§ Written problem:
Extract every entry word for word. Skip the pictures.

§ Provided entries:
◇ ◇ ◇ ◇
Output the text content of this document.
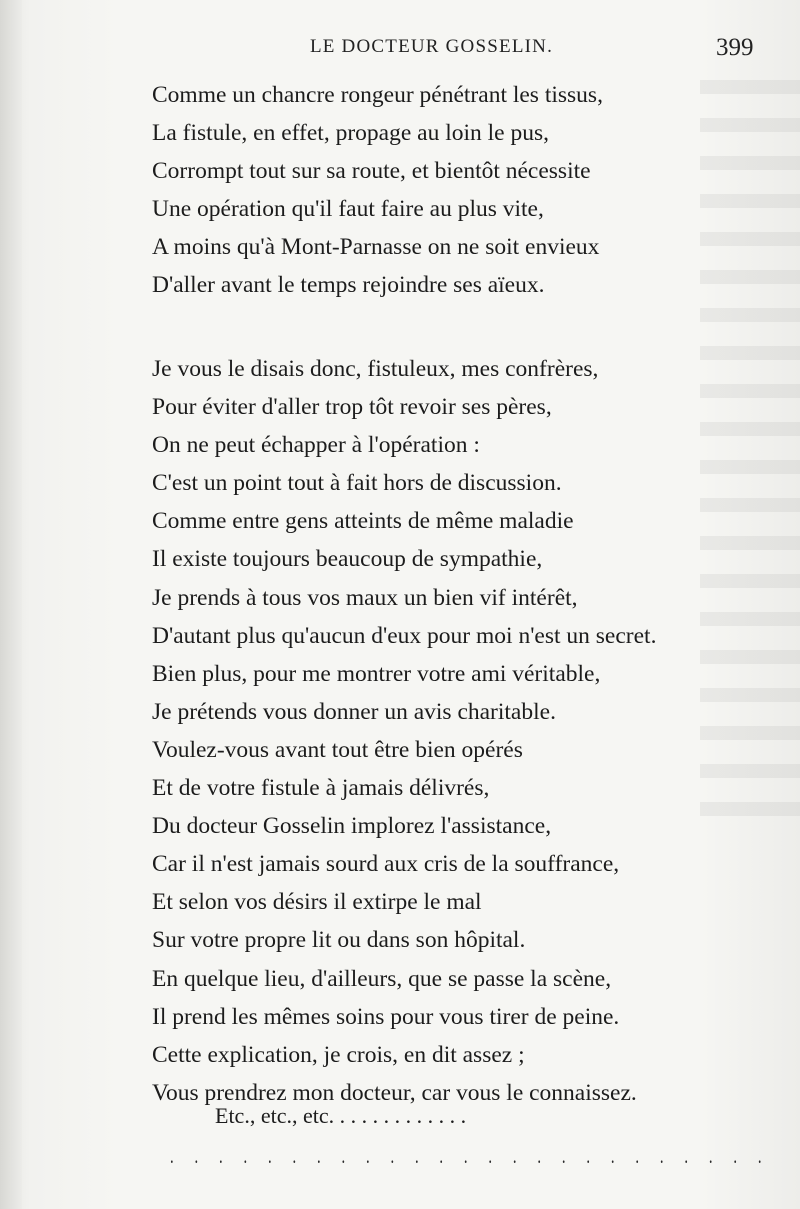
LE DOCTEUR GOSSELIN.	399
Comme un chancre rongeur pénétrant les tissus,
La fistule, en effet, propage au loin le pus,
Corrompt tout sur sa route, et bientôt nécessite
Une opération qu'il faut faire au plus vite,
A moins qu'à Mont-Parnasse on ne soit envieux
D'aller avant le temps rejoindre ses aïeux.
Je vous le disais donc, fistuleux, mes confrères,
Pour éviter d'aller trop tôt revoir ses pères,
On ne peut échapper à l'opération :
C'est un point tout à fait hors de discussion.
Comme entre gens atteints de même maladie
Il existe toujours beaucoup de sympathie,
Je prends à tous vos maux un bien vif intérêt,
D'autant plus qu'aucun d'eux pour moi n'est un secret.
Bien plus, pour me montrer votre ami véritable,
Je prétends vous donner un avis charitable.
Voulez-vous avant tout être bien opérés
Et de votre fistule à jamais délivrés,
Du docteur Gosselin implorez l'assistance,
Car il n'est jamais sourd aux cris de la souffrance,
Et selon vos désirs il extirpe le mal
Sur votre propre lit ou dans son hôpital.
En quelque lieu, d'ailleurs, que se passe la scène,
Il prend les mêmes soins pour vous tirer de peine.
Cette explication, je crois, en dit assez ;
Vous prendrez mon docteur, car vous le connaissez.
Etc., etc., etc. . . . . . . . . . . . .
. . . . . . . . . . . . . . . . . . . . . . . . .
◇ ◇ ◇ ◇
§ Output of the task:
Output the text content of this document.
LE DOCTEUR GOSSELIN.	399
Comme un chancre rongeur pénétrant les tissus,
La fistule, en effet, propage au loin le pus,
Corrompt tout sur sa route, et bientôt nécessite
Une opération qu'il faut faire au plus vite,
A moins qu'à Mont-Parnasse on ne soit envieux
D'aller avant le temps rejoindre ses aïeux.
Je vous le disais donc, fistuleux, mes confrères,
Pour éviter d'aller trop tôt revoir ses pères,
On ne peut échapper à l'opération :
C'est un point tout à fait hors de discussion.
Comme entre gens atteints de même maladie
Il existe toujours beaucoup de sympathie,
Je prends à tous vos maux un bien vif intérêt,
D'autant plus qu'aucun d'eux pour moi n'est un secret.
Bien plus, pour me montrer votre ami véritable,
Je prétends vous donner un avis charitable.
Voulez-vous avant tout être bien opérés
Et de votre fistule à jamais délivrés,
Du docteur Gosselin implorez l'assistance,
Car il n'est jamais sourd aux cris de la souffrance,
Et selon vos désirs il extirpe le mal
Sur votre propre lit ou dans son hôpital.
En quelque lieu, d'ailleurs, que se passe la scène,
Il prend les mêmes soins pour vous tirer de peine.
Cette explication, je crois, en dit assez ;
Vous prendrez mon docteur, car vous le connaissez.
Etc., etc., etc. . . . . . . . . . . . .
. . . . . . . . . . . . . . . . . . . . . . . . .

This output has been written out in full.